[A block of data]
■ ■ ■ ■ ■ ■ ■
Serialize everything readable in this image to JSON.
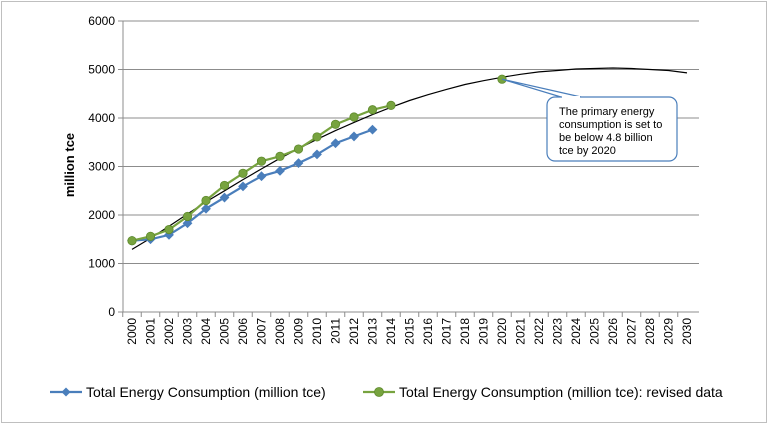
{
  "chart_data": {
    "type": "line",
    "title": "",
    "xlabel": "",
    "ylabel": "million tce",
    "xlim": [
      2000,
      2030
    ],
    "ylim": [
      0,
      6000
    ],
    "yticks": [
      0,
      1000,
      2000,
      3000,
      4000,
      5000,
      6000
    ],
    "categories": [
      "2000",
      "2001",
      "2002",
      "2003",
      "2004",
      "2005",
      "2006",
      "2007",
      "2008",
      "2009",
      "2010",
      "2011",
      "2012",
      "2013",
      "2014",
      "2015",
      "2016",
      "2017",
      "2018",
      "2019",
      "2020",
      "2021",
      "2022",
      "2023",
      "2024",
      "2025",
      "2026",
      "2027",
      "2028",
      "2029",
      "2030"
    ],
    "grid": "horizontal",
    "legend_position": "bottom",
    "series": [
      {
        "name": "Total Energy Consumption (million tce)",
        "color": "#4a7ebb",
        "marker": "diamond",
        "x": [
          2000,
          2001,
          2002,
          2003,
          2004,
          2005,
          2006,
          2007,
          2008,
          2009,
          2010,
          2011,
          2012,
          2013
        ],
        "values": [
          1470,
          1500,
          1590,
          1830,
          2130,
          2360,
          2590,
          2800,
          2910,
          3070,
          3250,
          3480,
          3620,
          3760
        ]
      },
      {
        "name": "Total Energy Consumption (million tce): revised data",
        "color": "#77a33f",
        "marker": "circle",
        "x": [
          2000,
          2001,
          2002,
          2003,
          2004,
          2005,
          2006,
          2007,
          2008,
          2009,
          2010,
          2011,
          2012,
          2013,
          2014,
          2020
        ],
        "values": [
          1470,
          1560,
          1700,
          1970,
          2300,
          2610,
          2860,
          3110,
          3210,
          3360,
          3610,
          3870,
          4020,
          4170,
          4260,
          4800
        ]
      }
    ],
    "trendline": {
      "type": "polynomial",
      "color": "#000000",
      "x": [
        2000,
        2001,
        2002,
        2003,
        2004,
        2005,
        2006,
        2007,
        2008,
        2009,
        2010,
        2011,
        2012,
        2013,
        2014,
        2015,
        2016,
        2017,
        2018,
        2019,
        2020,
        2021,
        2022,
        2023,
        2024,
        2025,
        2026,
        2027,
        2028,
        2029,
        2030
      ],
      "values": [
        1290,
        1520,
        1770,
        2020,
        2270,
        2500,
        2730,
        2950,
        3170,
        3370,
        3560,
        3740,
        3910,
        4070,
        4220,
        4360,
        4480,
        4590,
        4690,
        4770,
        4840,
        4900,
        4950,
        4980,
        5010,
        5020,
        5030,
        5020,
        5000,
        4980,
        4930
      ]
    },
    "annotation": {
      "text_lines": [
        "The primary energy",
        "consumption is set to",
        "be below 4.8 billion",
        "tce by 2020"
      ],
      "points_to": {
        "x": 2020,
        "y": 4800
      }
    }
  }
}
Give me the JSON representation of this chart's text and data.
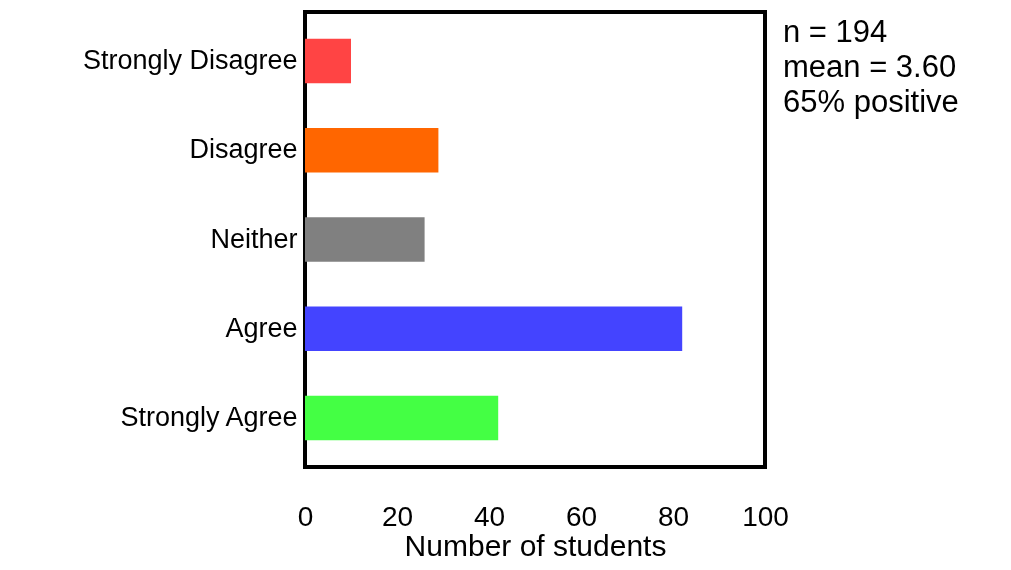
{
  "chart_data": {
    "type": "bar",
    "orientation": "horizontal",
    "categories": [
      "Strongly Disagree",
      "Disagree",
      "Neither",
      "Agree",
      "Strongly Agree"
    ],
    "values": [
      10,
      29,
      26,
      82,
      42
    ],
    "colors": [
      "#ff4444",
      "#ff6600",
      "#808080",
      "#4444ff",
      "#44ff44"
    ],
    "xlim": [
      0,
      100
    ],
    "xticks": [
      0,
      20,
      40,
      60,
      80,
      100
    ],
    "xlabel": "Number of students",
    "annotations": [
      "n = 194",
      "mean = 3.60",
      "65% positive"
    ],
    "tick_labels": "xy"
  }
}
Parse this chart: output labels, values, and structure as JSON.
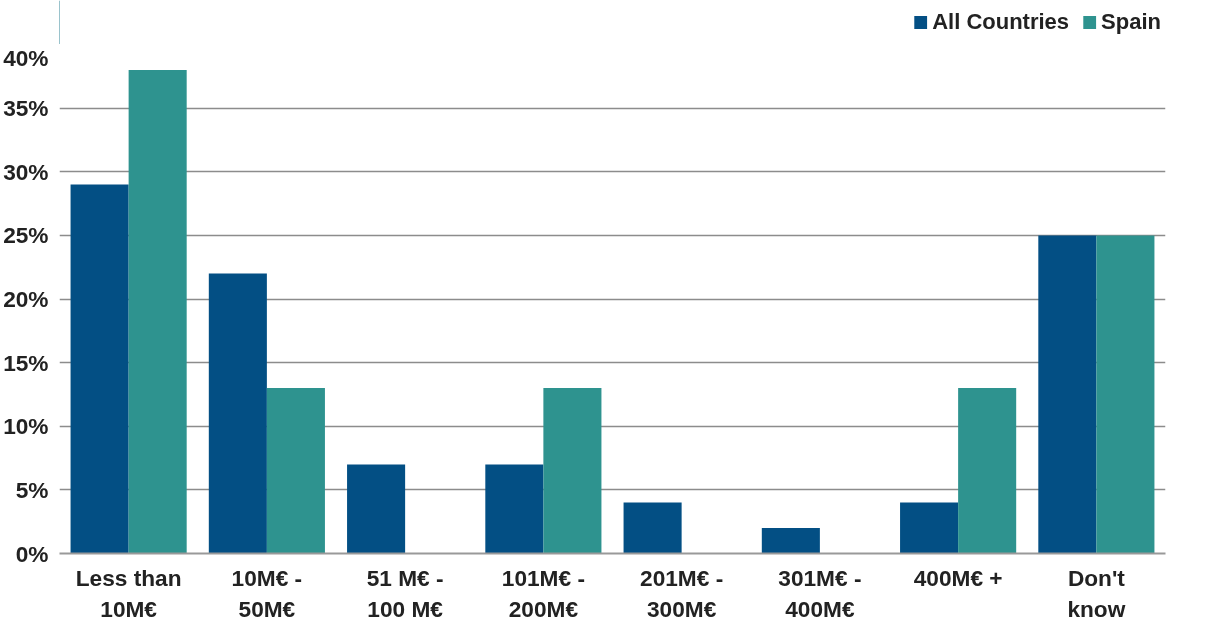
{
  "chart_data": {
    "type": "bar",
    "categories": [
      "Less than\n10M€",
      "10M€ -\n50M€",
      "51 M€ -\n100 M€",
      "101M€ -\n200M€",
      "201M€ -\n300M€",
      "301M€ -\n400M€",
      "400M€ +",
      "Don't\nknow"
    ],
    "series": [
      {
        "name": "All Countries",
        "color": "#034f84",
        "values": [
          29,
          22,
          7,
          7,
          4,
          2,
          4,
          25
        ]
      },
      {
        "name": "Spain",
        "color": "#2e938f",
        "values": [
          38,
          13,
          0,
          13,
          0,
          0,
          13,
          25
        ]
      }
    ],
    "ylim": [
      0,
      40
    ],
    "yticks": [
      {
        "value": 0,
        "label": "0%"
      },
      {
        "value": 5,
        "label": "5%"
      },
      {
        "value": 10,
        "label": "10%"
      },
      {
        "value": 15,
        "label": "15%"
      },
      {
        "value": 20,
        "label": "20%"
      },
      {
        "value": 25,
        "label": "25%"
      },
      {
        "value": 30,
        "label": "30%"
      },
      {
        "value": 35,
        "label": "35%"
      },
      {
        "value": 40,
        "label": "40%"
      }
    ],
    "grid": "y",
    "legend": "top right"
  }
}
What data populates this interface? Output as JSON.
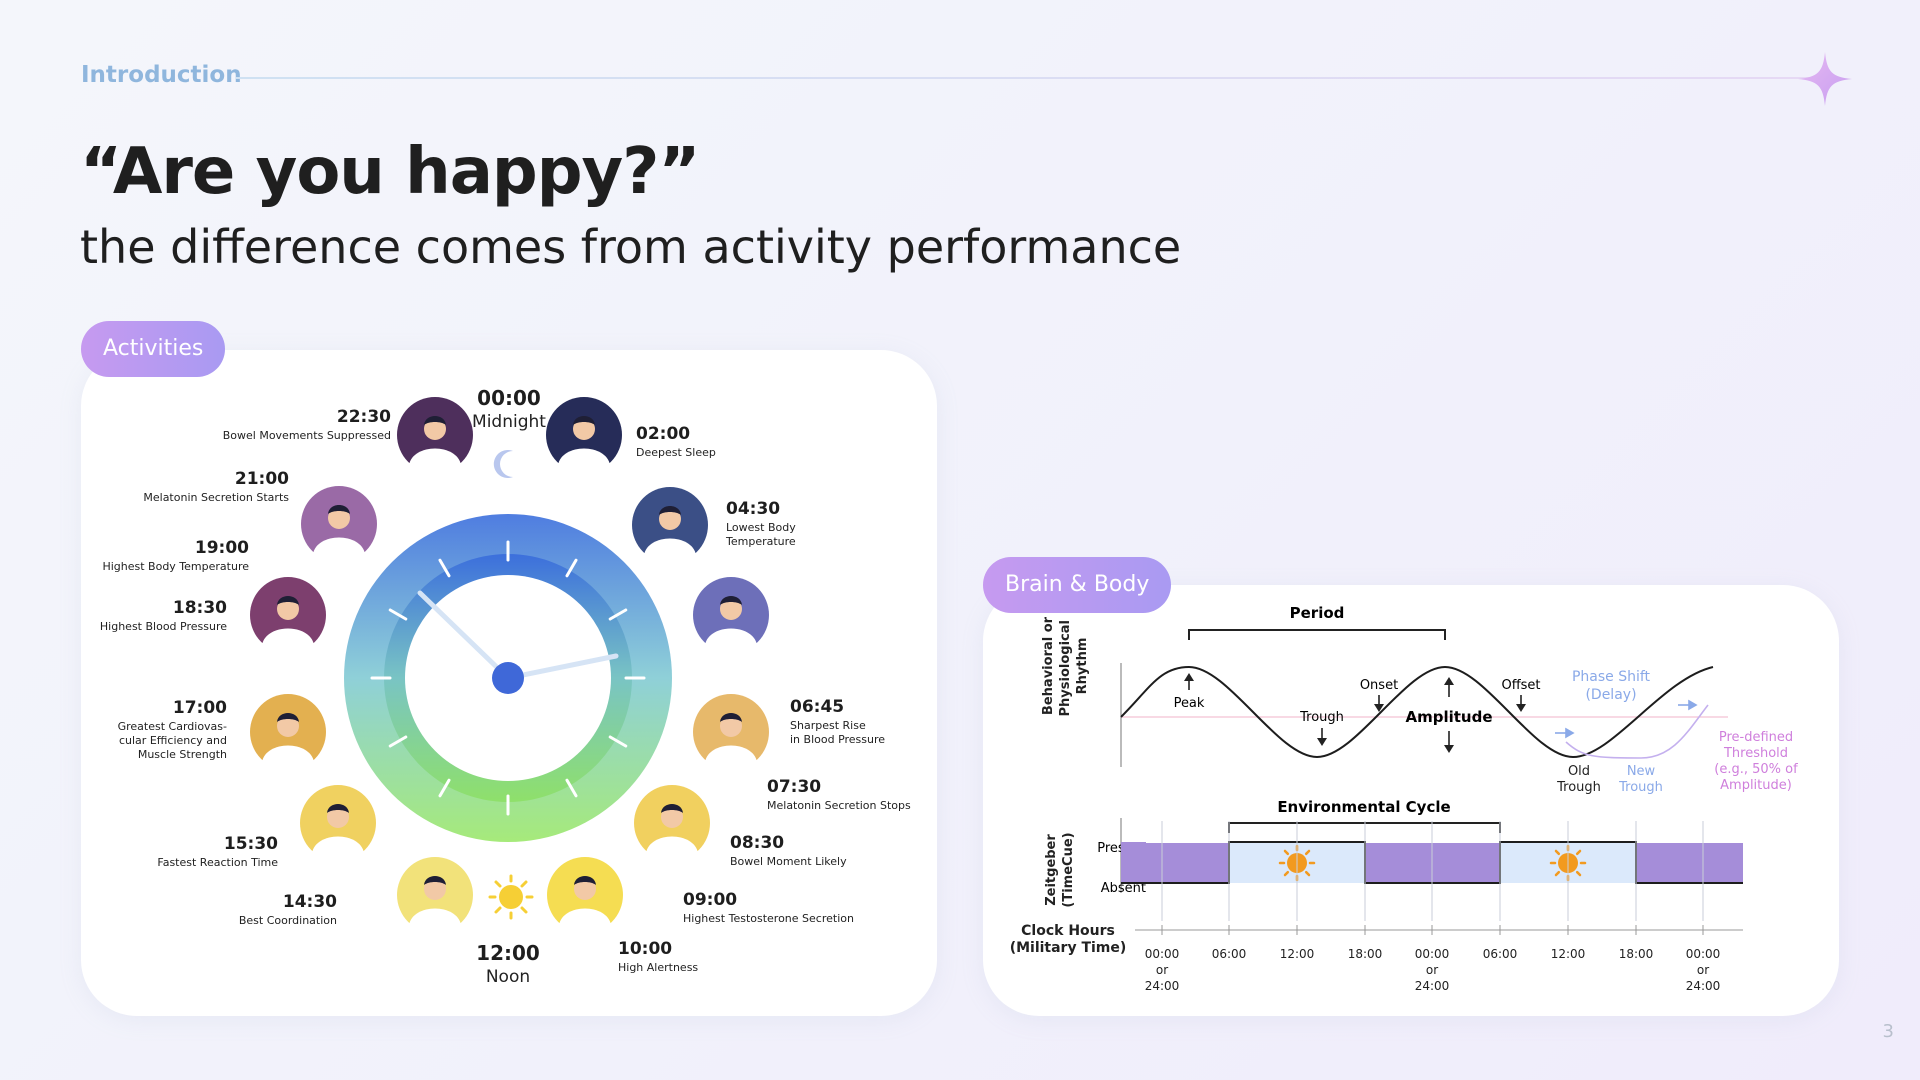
■ ■ ■ ■ ■ ■ ■
What is required:
Transcribe the complete set of entries verbatim. No pictures belong in the copy.

Answer in full:
Serialize everything readable in this image to JSON.
{
  "chart_data": {
    "type": "line",
    "title": "",
    "xlabel": "",
    "ylabel": "million tce",
    "xlim": [
      2000,
      2030
    ],
    "ylim": [
      0,
      6000
    ],
    "yticks": [
      0,
      1000,
      2000,
      3000,
      4000,
      5000,
      6000
    ],
    "categories": [
      "2000",
      "2001",
      "2002",
      "2003",
      "2004",
      "2005",
      "2006",
      "2007",
      "2008",
      "2009",
      "2010",
      "2011",
      "2012",
      "2013",
      "2014",
      "2015",
      "2016",
      "2017",
      "2018",
      "2019",
      "2020",
      "2021",
      "2022",
      "2023",
      "2024",
      "2025",
      "2026",
      "2027",
      "2028",
      "2029",
      "2030"
    ],
    "grid": "horizontal",
    "legend_position": "bottom",
    "series": [
      {
        "name": "Total Energy Consumption (million tce)",
        "color": "#4a7ebb",
        "marker": "diamond",
        "x": [
          2000,
          2001,
          2002,
          2003,
          2004,
          2005,
          2006,
          2007,
          2008,
          2009,
          2010,
          2011,
          2012,
          2013
        ],
        "values": [
          1470,
          1500,
          1590,
          1830,
          2130,
          2360,
          2590,
          2800,
          2910,
          3070,
          3250,
          3480,
          3620,
          3760
        ]
      },
      {
        "name": "Total Energy Consumption (million tce): revised data",
        "color": "#77a33f",
        "marker": "circle",
        "x": [
          2000,
          2001,
          2002,
          2003,
          2004,
          2005,
          2006,
          2007,
          2008,
          2009,
          2010,
          2011,
          2012,
          2013,
          2014,
          2020
        ],
        "values": [
          1470,
          1560,
          1700,
          1970,
          2300,
          2610,
          2860,
          3110,
          3210,
          3360,
          3610,
          3870,
          4020,
          4170,
          4260,
          4800
        ]
      }
    ],
    "trendline": {
      "type": "polynomial",
      "color": "#000000",
      "x": [
        2000,
        2001,
        2002,
        2003,
        2004,
        2005,
        2006,
        2007,
        2008,
        2009,
        2010,
        2011,
        2012,
        2013,
        2014,
        2015,
        2016,
        2017,
        2018,
        2019,
        2020,
        2021,
        2022,
        2023,
        2024,
        2025,
        2026,
        2027,
        2028,
        2029,
        2030
      ],
      "values": [
        1290,
        1520,
        1770,
        2020,
        2270,
        2500,
        2730,
        2950,
        3170,
        3370,
        3560,
        3740,
        3910,
        4070,
        4220,
        4360,
        4480,
        4590,
        4690,
        4770,
        4840,
        4900,
        4950,
        4980,
        5010,
        5020,
        5030,
        5020,
        5000,
        4980,
        4930
      ]
    },
    "annotation": {
      "text_lines": [
        "The primary energy",
        "consumption is set to",
        "be below 4.8 billion",
        "tce by 2020"
      ],
      "points_to": {
        "x": 2020,
        "y": 4800
      }
    }
  }
}
Give me the JSON representation of this chart's text and data.
{
  "chart_data": {
    "type": "bar",
    "orientation": "horizontal",
    "categories": [
      "Strongly Disagree",
      "Disagree",
      "Neither",
      "Agree",
      "Strongly Agree"
    ],
    "values": [
      10,
      29,
      26,
      82,
      42
    ],
    "colors": [
      "#ff4444",
      "#ff6600",
      "#808080",
      "#4444ff",
      "#44ff44"
    ],
    "xlim": [
      0,
      100
    ],
    "xticks": [
      0,
      20,
      40,
      60,
      80,
      100
    ],
    "xlabel": "Number of students",
    "annotations": [
      "n = 194",
      "mean = 3.60",
      "65% positive"
    ],
    "tick_labels": "xy"
  }
}
Parse this chart: output labels, values, and structure as JSON.
{
  "chart_data": {
    "type": "bar",
    "categories": [
      "Less than\n10M€",
      "10M€ -\n50M€",
      "51 M€ -\n100 M€",
      "101M€ -\n200M€",
      "201M€ -\n300M€",
      "301M€ -\n400M€",
      "400M€ +",
      "Don't\nknow"
    ],
    "series": [
      {
        "name": "All Countries",
        "color": "#034f84",
        "values": [
          29,
          22,
          7,
          7,
          4,
          2,
          4,
          25
        ]
      },
      {
        "name": "Spain",
        "color": "#2e938f",
        "values": [
          38,
          13,
          0,
          13,
          0,
          0,
          13,
          25
        ]
      }
    ],
    "ylim": [
      0,
      40
    ],
    "yticks": [
      {
        "value": 0,
        "label": "0%"
      },
      {
        "value": 5,
        "label": "5%"
      },
      {
        "value": 10,
        "label": "10%"
      },
      {
        "value": 15,
        "label": "15%"
      },
      {
        "value": 20,
        "label": "20%"
      },
      {
        "value": 25,
        "label": "25%"
      },
      {
        "value": 30,
        "label": "30%"
      },
      {
        "value": 35,
        "label": "35%"
      },
      {
        "value": 40,
        "label": "40%"
      }
    ],
    "grid": "y",
    "legend": "top right"
  }
}
What data populates this interface? Output as JSON.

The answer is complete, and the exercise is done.